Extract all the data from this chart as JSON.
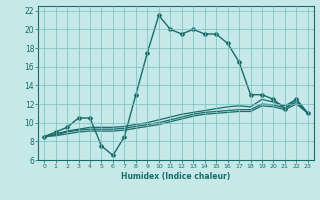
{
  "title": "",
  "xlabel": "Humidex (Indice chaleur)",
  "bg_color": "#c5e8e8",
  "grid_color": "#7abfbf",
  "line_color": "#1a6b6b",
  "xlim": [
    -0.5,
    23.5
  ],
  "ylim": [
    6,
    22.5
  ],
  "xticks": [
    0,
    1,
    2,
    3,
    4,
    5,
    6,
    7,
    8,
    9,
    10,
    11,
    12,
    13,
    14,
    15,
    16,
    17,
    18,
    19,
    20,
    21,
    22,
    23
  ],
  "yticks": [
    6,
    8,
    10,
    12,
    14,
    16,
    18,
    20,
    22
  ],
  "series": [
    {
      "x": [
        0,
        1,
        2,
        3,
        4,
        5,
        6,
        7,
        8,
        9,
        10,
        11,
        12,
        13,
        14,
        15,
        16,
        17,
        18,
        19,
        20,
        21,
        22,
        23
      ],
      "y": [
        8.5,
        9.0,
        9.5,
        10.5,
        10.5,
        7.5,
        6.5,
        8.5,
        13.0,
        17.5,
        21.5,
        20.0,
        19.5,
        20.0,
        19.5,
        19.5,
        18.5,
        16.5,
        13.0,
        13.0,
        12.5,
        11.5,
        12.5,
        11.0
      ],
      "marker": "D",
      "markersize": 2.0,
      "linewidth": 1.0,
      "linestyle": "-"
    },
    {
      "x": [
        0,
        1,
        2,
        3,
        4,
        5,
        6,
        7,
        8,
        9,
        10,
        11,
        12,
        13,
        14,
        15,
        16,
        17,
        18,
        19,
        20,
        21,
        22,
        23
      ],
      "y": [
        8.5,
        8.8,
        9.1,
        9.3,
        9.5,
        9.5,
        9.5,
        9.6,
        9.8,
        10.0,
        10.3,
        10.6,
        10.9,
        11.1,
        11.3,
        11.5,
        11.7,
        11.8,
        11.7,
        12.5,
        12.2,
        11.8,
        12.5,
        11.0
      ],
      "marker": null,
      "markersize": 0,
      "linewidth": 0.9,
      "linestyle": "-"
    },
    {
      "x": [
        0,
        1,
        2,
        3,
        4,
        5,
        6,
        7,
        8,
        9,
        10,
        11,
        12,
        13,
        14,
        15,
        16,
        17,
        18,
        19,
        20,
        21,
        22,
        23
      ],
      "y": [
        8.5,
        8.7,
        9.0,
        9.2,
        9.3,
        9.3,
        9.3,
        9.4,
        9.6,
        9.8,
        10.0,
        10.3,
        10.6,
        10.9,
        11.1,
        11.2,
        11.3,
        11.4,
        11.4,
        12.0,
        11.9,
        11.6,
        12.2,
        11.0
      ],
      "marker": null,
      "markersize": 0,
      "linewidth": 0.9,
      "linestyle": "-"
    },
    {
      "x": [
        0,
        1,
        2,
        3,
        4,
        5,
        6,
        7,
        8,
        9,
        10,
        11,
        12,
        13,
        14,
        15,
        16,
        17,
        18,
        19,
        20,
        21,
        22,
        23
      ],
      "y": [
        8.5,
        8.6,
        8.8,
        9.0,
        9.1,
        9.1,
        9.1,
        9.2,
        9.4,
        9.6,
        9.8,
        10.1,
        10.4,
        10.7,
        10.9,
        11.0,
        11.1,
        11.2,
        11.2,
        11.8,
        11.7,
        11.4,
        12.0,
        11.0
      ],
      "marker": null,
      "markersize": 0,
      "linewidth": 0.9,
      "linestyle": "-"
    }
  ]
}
= = = = =
Requirements: Copy every entry word for word, but omit the pictures.

Written response:
Extract all the data from this chart as JSON.
{
  "title": "",
  "xlabel": "Humidex (Indice chaleur)",
  "bg_color": "#c5e8e8",
  "grid_color": "#7abfbf",
  "line_color": "#1a6b6b",
  "xlim": [
    -0.5,
    23.5
  ],
  "ylim": [
    6,
    22.5
  ],
  "xticks": [
    0,
    1,
    2,
    3,
    4,
    5,
    6,
    7,
    8,
    9,
    10,
    11,
    12,
    13,
    14,
    15,
    16,
    17,
    18,
    19,
    20,
    21,
    22,
    23
  ],
  "yticks": [
    6,
    8,
    10,
    12,
    14,
    16,
    18,
    20,
    22
  ],
  "series": [
    {
      "x": [
        0,
        1,
        2,
        3,
        4,
        5,
        6,
        7,
        8,
        9,
        10,
        11,
        12,
        13,
        14,
        15,
        16,
        17,
        18,
        19,
        20,
        21,
        22,
        23
      ],
      "y": [
        8.5,
        9.0,
        9.5,
        10.5,
        10.5,
        7.5,
        6.5,
        8.5,
        13.0,
        17.5,
        21.5,
        20.0,
        19.5,
        20.0,
        19.5,
        19.5,
        18.5,
        16.5,
        13.0,
        13.0,
        12.5,
        11.5,
        12.5,
        11.0
      ],
      "marker": "D",
      "markersize": 2.0,
      "linewidth": 1.0,
      "linestyle": "-"
    },
    {
      "x": [
        0,
        1,
        2,
        3,
        4,
        5,
        6,
        7,
        8,
        9,
        10,
        11,
        12,
        13,
        14,
        15,
        16,
        17,
        18,
        19,
        20,
        21,
        22,
        23
      ],
      "y": [
        8.5,
        8.8,
        9.1,
        9.3,
        9.5,
        9.5,
        9.5,
        9.6,
        9.8,
        10.0,
        10.3,
        10.6,
        10.9,
        11.1,
        11.3,
        11.5,
        11.7,
        11.8,
        11.7,
        12.5,
        12.2,
        11.8,
        12.5,
        11.0
      ],
      "marker": null,
      "markersize": 0,
      "linewidth": 0.9,
      "linestyle": "-"
    },
    {
      "x": [
        0,
        1,
        2,
        3,
        4,
        5,
        6,
        7,
        8,
        9,
        10,
        11,
        12,
        13,
        14,
        15,
        16,
        17,
        18,
        19,
        20,
        21,
        22,
        23
      ],
      "y": [
        8.5,
        8.7,
        9.0,
        9.2,
        9.3,
        9.3,
        9.3,
        9.4,
        9.6,
        9.8,
        10.0,
        10.3,
        10.6,
        10.9,
        11.1,
        11.2,
        11.3,
        11.4,
        11.4,
        12.0,
        11.9,
        11.6,
        12.2,
        11.0
      ],
      "marker": null,
      "markersize": 0,
      "linewidth": 0.9,
      "linestyle": "-"
    },
    {
      "x": [
        0,
        1,
        2,
        3,
        4,
        5,
        6,
        7,
        8,
        9,
        10,
        11,
        12,
        13,
        14,
        15,
        16,
        17,
        18,
        19,
        20,
        21,
        22,
        23
      ],
      "y": [
        8.5,
        8.6,
        8.8,
        9.0,
        9.1,
        9.1,
        9.1,
        9.2,
        9.4,
        9.6,
        9.8,
        10.1,
        10.4,
        10.7,
        10.9,
        11.0,
        11.1,
        11.2,
        11.2,
        11.8,
        11.7,
        11.4,
        12.0,
        11.0
      ],
      "marker": null,
      "markersize": 0,
      "linewidth": 0.9,
      "linestyle": "-"
    }
  ]
}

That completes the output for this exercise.